[START INPUT DATA]
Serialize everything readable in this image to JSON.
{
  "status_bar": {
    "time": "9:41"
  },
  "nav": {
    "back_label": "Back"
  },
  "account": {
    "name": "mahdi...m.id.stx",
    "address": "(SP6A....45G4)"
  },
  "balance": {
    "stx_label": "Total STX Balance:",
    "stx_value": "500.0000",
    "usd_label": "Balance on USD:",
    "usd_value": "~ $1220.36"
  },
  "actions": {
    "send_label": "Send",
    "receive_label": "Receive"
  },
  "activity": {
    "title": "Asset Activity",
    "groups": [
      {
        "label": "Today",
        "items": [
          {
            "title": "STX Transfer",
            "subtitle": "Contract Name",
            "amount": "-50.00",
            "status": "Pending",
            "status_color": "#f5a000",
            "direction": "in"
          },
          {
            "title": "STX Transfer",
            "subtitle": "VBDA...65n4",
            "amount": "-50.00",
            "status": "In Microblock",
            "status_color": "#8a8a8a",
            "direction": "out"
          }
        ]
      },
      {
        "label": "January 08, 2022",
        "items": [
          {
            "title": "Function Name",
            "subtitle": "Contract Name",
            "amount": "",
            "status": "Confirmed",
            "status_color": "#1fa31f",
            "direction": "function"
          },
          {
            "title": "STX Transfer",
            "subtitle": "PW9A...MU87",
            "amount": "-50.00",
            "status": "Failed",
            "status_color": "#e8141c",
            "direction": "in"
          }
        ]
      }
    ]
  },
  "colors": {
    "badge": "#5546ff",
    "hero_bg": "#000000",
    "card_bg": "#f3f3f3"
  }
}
[END INPUT DATA]
**GOAL:**
Write out the records above again, keeping each one identical to the original.

**REPLY:**
Serialize everything readable in this image to JSON.
{
  "status_bar": {
    "time": "9:41"
  },
  "nav": {
    "back_label": "Back"
  },
  "account": {
    "name": "mahdi...m.id.stx",
    "address": "(SP6A....45G4)"
  },
  "balance": {
    "stx_label": "Total STX Balance:",
    "stx_value": "500.0000",
    "usd_label": "Balance on USD:",
    "usd_value": "~ $1220.36"
  },
  "actions": {
    "send_label": "Send",
    "receive_label": "Receive"
  },
  "activity": {
    "title": "Asset Activity",
    "groups": [
      {
        "label": "Today",
        "items": [
          {
            "title": "STX Transfer",
            "subtitle": "Contract Name",
            "amount": "-50.00",
            "status": "Pending",
            "status_color": "#f5a000",
            "direction": "in"
          },
          {
            "title": "STX Transfer",
            "subtitle": "VBDA...65n4",
            "amount": "-50.00",
            "status": "In Microblock",
            "status_color": "#8a8a8a",
            "direction": "out"
          }
        ]
      },
      {
        "label": "January 08, 2022",
        "items": [
          {
            "title": "Function Name",
            "subtitle": "Contract Name",
            "amount": "",
            "status": "Confirmed",
            "status_color": "#1fa31f",
            "direction": "function"
          },
          {
            "title": "STX Transfer",
            "subtitle": "PW9A...MU87",
            "amount": "-50.00",
            "status": "Failed",
            "status_color": "#e8141c",
            "direction": "in"
          }
        ]
      }
    ]
  },
  "colors": {
    "badge": "#5546ff",
    "hero_bg": "#000000",
    "card_bg": "#f3f3f3"
  }
}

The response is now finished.